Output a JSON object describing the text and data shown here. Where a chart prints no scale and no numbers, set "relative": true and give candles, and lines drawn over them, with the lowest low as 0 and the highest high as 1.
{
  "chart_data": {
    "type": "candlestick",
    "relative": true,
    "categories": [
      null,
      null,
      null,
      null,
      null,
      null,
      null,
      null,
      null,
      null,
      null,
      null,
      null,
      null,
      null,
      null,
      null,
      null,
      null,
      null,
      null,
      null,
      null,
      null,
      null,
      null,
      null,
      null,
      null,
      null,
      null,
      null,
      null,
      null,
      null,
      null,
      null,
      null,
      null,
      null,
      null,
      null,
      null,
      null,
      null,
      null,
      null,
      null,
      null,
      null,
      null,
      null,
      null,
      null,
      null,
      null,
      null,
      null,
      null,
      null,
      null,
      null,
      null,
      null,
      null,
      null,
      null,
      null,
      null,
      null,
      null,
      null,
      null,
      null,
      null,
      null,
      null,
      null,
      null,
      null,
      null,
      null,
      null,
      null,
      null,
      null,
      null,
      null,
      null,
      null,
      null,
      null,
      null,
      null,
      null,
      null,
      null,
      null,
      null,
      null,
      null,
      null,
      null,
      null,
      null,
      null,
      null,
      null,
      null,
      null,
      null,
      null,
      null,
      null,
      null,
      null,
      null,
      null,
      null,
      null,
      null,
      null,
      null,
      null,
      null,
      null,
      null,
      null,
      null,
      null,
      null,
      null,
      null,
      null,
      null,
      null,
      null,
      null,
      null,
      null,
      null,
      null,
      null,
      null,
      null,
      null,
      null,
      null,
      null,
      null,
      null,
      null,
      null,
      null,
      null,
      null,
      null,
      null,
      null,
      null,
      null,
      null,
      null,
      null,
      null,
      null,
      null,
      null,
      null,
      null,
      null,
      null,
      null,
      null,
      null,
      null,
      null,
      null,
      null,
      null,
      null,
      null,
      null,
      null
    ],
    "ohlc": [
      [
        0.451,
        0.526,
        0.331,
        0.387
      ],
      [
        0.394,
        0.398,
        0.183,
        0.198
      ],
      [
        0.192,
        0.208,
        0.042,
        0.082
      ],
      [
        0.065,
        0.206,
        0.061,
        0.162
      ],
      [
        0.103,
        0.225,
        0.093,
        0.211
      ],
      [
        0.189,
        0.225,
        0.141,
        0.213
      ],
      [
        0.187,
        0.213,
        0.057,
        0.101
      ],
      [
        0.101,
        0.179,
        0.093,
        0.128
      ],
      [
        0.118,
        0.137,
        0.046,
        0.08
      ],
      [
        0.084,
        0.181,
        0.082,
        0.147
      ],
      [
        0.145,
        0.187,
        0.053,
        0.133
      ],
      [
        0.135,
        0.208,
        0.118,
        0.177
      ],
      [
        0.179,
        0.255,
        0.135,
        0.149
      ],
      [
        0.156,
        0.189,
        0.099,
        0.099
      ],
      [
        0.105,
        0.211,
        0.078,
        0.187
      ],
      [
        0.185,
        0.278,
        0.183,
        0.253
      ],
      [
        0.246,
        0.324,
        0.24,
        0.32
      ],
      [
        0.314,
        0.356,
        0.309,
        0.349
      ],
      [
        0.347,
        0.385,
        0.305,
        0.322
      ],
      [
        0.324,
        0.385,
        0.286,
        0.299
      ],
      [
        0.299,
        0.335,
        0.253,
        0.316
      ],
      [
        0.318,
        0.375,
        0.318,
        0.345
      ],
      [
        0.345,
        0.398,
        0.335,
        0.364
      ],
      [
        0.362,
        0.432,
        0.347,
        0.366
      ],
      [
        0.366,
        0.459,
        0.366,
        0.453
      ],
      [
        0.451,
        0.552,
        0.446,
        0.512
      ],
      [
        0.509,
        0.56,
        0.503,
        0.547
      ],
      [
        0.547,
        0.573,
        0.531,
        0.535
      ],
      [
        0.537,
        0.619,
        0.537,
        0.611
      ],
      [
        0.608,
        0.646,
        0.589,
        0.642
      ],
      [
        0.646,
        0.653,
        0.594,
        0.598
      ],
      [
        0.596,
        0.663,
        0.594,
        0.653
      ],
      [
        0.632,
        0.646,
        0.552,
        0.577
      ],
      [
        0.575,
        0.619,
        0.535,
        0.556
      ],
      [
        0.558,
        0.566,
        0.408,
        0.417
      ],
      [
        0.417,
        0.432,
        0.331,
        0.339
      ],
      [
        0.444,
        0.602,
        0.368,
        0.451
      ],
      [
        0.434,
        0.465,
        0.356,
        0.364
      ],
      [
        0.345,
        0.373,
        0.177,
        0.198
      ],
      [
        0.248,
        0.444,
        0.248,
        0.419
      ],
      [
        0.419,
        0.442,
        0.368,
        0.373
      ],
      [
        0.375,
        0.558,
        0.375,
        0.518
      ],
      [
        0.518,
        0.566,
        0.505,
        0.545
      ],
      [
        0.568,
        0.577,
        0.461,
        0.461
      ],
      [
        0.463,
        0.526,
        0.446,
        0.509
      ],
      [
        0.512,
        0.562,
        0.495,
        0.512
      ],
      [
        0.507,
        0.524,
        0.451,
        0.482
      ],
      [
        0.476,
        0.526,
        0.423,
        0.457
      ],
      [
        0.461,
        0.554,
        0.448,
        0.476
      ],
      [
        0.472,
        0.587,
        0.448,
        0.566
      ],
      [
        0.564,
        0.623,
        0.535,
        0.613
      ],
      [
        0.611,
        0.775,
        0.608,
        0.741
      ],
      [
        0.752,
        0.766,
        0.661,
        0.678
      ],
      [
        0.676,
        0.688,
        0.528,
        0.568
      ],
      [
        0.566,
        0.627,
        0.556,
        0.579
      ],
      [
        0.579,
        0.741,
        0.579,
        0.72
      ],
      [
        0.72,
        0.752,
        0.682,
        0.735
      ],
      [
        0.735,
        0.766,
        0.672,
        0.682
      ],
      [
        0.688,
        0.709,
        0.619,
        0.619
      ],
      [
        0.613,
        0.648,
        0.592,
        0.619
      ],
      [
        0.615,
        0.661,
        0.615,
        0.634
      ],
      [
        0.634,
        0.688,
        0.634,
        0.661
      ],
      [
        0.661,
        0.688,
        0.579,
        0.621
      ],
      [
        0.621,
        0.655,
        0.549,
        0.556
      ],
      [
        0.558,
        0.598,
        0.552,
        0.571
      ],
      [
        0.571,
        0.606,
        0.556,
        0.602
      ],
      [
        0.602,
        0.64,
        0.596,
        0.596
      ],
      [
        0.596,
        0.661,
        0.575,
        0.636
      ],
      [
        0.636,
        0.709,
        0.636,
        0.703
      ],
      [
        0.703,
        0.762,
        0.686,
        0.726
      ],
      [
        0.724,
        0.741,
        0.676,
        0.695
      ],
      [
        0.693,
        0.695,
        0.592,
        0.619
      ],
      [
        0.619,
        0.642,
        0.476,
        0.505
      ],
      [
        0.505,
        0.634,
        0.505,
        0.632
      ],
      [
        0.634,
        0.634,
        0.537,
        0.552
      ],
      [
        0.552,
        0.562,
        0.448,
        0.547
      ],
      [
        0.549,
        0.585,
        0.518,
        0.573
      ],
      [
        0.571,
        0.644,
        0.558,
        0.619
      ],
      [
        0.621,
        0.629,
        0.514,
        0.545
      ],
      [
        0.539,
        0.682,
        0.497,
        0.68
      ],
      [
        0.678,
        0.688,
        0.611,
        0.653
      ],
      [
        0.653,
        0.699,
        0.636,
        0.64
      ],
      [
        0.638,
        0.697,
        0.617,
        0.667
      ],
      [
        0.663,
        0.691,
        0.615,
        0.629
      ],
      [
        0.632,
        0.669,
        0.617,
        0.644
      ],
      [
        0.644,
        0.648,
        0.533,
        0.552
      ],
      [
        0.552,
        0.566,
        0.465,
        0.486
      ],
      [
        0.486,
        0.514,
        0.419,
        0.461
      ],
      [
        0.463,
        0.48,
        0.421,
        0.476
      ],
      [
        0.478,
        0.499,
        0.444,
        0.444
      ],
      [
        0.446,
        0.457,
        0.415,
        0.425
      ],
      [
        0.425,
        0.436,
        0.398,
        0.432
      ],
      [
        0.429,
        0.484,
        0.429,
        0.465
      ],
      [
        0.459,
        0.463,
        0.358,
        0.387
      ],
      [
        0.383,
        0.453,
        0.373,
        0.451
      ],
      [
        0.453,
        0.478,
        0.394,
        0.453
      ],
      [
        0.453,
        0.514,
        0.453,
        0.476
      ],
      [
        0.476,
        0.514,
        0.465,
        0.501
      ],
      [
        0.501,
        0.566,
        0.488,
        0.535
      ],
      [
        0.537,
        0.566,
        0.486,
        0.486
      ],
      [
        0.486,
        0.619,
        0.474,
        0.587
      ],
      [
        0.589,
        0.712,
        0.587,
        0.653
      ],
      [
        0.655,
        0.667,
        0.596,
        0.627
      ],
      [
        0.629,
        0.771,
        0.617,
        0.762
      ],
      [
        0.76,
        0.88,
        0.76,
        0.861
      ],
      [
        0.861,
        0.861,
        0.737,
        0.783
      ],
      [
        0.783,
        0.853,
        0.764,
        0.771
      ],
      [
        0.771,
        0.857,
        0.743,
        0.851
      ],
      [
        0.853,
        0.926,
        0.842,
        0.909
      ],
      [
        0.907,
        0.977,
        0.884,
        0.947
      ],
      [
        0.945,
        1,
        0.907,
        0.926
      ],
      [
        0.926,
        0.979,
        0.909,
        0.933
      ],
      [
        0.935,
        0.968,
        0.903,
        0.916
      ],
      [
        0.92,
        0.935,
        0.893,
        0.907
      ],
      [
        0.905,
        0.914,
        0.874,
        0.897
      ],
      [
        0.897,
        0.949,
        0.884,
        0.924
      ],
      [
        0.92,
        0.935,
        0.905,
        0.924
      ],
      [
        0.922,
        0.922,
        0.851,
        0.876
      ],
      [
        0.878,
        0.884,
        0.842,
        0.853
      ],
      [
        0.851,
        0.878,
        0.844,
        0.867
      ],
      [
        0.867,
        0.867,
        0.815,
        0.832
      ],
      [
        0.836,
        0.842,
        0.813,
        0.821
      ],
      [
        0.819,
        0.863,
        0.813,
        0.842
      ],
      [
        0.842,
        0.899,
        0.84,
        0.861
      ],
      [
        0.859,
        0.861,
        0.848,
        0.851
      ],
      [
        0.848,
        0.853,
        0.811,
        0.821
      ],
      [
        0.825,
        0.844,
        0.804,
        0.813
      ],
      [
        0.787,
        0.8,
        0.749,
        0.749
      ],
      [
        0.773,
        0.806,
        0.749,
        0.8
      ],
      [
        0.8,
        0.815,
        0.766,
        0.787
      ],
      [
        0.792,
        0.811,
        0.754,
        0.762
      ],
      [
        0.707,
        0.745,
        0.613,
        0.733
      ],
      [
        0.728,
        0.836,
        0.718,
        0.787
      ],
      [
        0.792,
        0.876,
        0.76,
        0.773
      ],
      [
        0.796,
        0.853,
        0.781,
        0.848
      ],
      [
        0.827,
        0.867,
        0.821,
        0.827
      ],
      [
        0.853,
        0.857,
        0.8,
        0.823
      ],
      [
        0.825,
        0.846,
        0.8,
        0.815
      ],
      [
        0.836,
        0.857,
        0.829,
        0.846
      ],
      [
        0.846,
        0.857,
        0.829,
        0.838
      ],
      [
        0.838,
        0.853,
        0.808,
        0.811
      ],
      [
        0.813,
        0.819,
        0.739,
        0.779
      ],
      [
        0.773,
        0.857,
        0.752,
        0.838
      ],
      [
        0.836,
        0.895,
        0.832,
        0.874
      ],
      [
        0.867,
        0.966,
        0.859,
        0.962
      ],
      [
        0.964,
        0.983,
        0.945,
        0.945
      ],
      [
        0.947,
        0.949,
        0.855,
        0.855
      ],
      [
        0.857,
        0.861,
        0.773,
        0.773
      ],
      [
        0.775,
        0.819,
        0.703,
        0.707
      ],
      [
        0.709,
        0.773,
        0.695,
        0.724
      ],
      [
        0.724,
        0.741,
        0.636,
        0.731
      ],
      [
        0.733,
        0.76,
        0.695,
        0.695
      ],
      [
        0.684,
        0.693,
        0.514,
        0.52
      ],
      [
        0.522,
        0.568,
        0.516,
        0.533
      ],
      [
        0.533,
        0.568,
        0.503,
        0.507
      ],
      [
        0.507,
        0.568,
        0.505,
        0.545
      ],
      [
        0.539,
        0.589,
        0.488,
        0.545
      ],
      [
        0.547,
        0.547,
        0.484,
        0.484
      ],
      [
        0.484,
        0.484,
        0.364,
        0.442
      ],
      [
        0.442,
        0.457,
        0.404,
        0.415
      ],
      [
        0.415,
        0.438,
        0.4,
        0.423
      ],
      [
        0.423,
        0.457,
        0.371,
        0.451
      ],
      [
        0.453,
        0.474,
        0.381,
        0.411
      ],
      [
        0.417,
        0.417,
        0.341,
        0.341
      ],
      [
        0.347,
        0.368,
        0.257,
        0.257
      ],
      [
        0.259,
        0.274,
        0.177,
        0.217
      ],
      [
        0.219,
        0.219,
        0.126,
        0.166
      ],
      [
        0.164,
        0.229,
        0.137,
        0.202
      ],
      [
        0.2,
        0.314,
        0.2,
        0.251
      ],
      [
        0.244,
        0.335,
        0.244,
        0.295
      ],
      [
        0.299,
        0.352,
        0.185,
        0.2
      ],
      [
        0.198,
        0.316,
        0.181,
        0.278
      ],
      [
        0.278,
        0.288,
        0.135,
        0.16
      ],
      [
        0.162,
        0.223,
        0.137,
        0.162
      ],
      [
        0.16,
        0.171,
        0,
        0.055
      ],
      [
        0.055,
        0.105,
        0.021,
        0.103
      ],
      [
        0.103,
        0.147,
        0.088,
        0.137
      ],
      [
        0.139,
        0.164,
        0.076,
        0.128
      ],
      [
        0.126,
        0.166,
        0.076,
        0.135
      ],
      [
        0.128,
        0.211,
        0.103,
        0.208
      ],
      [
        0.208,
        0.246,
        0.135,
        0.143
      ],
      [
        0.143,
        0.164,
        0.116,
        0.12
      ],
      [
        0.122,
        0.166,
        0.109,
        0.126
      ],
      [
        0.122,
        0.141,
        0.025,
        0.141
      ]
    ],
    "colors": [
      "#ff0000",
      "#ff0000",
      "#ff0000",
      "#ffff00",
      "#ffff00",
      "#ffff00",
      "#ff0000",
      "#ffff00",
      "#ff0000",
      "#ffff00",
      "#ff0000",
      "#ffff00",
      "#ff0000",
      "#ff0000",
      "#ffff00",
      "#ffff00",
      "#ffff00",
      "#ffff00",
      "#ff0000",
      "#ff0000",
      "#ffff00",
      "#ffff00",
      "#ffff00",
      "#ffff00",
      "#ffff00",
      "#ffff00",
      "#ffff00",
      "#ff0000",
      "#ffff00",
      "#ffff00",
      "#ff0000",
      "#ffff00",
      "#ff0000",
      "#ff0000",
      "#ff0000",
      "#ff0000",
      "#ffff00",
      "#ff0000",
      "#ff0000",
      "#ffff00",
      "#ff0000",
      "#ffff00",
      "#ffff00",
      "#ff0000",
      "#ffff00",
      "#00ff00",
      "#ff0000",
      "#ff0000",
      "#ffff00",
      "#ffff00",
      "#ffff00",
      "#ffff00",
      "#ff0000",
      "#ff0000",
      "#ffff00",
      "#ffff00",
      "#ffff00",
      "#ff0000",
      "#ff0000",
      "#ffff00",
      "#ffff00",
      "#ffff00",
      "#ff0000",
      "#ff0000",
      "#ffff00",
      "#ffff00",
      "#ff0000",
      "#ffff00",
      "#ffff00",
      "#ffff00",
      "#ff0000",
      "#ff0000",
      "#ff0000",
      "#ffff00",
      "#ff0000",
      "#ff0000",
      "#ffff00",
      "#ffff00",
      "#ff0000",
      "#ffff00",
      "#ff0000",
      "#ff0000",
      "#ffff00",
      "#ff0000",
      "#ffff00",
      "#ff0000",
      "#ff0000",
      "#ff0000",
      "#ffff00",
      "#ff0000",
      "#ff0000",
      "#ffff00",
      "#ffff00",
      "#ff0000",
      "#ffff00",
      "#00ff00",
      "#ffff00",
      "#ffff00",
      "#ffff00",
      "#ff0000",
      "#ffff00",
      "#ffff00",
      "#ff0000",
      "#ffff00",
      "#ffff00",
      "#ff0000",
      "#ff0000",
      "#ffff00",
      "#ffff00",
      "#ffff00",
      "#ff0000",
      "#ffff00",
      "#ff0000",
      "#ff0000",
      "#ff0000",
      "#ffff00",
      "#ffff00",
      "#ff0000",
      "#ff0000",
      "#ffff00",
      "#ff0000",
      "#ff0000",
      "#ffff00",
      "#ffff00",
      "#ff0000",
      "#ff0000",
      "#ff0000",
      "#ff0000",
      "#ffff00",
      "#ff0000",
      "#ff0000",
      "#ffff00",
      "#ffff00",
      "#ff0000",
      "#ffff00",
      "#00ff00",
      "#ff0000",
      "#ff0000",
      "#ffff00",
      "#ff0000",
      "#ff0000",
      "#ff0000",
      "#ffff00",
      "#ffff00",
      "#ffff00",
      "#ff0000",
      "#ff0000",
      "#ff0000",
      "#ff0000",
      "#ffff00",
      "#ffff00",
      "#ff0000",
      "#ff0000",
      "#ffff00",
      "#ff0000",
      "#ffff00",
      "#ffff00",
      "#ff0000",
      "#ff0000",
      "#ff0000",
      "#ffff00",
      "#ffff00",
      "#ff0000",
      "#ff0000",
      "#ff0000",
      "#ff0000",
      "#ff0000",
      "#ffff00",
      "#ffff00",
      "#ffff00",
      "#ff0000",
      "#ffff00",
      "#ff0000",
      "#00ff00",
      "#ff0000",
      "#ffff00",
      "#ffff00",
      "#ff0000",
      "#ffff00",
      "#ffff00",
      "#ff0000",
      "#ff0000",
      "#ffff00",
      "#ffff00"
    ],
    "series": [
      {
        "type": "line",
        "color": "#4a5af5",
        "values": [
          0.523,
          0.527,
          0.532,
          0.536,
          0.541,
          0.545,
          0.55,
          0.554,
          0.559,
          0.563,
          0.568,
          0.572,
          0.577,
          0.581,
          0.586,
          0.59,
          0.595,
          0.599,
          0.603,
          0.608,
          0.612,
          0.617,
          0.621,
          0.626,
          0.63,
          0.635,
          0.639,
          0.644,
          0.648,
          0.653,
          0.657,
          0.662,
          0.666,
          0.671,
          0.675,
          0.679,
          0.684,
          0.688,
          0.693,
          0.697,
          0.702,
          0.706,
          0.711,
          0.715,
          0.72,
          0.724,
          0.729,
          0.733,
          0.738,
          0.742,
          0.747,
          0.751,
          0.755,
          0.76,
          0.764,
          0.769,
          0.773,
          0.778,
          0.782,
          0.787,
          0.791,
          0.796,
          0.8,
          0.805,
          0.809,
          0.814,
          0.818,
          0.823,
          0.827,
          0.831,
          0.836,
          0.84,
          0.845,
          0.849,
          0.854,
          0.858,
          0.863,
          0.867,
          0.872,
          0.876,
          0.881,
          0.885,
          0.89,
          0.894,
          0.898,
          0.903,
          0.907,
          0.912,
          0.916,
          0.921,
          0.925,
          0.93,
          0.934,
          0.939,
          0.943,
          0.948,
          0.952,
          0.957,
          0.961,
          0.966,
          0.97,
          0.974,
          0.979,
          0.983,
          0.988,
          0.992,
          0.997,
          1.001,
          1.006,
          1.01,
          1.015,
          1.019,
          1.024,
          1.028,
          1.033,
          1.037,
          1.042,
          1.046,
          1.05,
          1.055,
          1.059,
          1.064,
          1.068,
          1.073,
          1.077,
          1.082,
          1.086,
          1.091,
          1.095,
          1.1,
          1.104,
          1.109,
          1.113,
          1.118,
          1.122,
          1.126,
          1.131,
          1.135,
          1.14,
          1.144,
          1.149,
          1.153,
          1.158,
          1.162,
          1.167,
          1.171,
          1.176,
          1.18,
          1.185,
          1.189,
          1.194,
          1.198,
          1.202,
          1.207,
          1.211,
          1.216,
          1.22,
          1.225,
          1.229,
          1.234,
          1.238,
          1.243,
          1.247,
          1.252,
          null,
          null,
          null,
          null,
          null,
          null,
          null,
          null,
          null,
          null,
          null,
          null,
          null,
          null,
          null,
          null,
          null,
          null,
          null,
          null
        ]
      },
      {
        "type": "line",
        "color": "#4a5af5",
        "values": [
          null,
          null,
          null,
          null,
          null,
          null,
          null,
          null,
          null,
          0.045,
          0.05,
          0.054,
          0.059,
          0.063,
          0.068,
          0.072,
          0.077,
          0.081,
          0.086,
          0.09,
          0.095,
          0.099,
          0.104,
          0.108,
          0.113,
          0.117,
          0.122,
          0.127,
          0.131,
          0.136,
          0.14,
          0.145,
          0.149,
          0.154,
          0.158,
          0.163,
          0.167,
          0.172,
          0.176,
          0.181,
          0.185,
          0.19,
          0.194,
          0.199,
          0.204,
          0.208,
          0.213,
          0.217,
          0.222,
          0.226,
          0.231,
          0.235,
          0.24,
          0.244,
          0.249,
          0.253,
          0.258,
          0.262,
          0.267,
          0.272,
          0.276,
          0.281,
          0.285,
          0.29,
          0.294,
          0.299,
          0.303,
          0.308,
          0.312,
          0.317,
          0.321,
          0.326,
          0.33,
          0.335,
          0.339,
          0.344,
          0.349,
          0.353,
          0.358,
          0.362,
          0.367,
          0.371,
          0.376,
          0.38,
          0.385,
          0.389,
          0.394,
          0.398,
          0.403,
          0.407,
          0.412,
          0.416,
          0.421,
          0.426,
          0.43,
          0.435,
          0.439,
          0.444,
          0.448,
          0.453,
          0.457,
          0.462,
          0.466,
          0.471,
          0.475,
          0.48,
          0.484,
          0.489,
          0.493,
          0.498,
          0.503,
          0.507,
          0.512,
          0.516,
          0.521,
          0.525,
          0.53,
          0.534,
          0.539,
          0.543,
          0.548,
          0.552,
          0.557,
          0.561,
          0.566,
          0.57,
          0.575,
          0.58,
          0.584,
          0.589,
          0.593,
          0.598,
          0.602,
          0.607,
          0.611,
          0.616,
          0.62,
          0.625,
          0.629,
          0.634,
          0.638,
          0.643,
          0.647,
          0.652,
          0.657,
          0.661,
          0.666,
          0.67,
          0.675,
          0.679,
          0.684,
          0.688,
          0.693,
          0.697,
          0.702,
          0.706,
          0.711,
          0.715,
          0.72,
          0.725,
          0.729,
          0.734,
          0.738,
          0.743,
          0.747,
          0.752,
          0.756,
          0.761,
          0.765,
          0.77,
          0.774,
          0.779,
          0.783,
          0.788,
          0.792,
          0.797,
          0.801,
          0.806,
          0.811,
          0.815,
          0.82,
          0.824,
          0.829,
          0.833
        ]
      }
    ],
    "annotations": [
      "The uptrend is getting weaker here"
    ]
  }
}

------------------------------------

Show every line in the records above that contains the word "here".

Output a JSON object describing the text and data shown here. Where a chart prints no scale and no numbers, set "relative": true and give candles, and lines drawn over them, with the lowest low as 0 and the highest high as 1.
      "The uptrend is getting weaker here"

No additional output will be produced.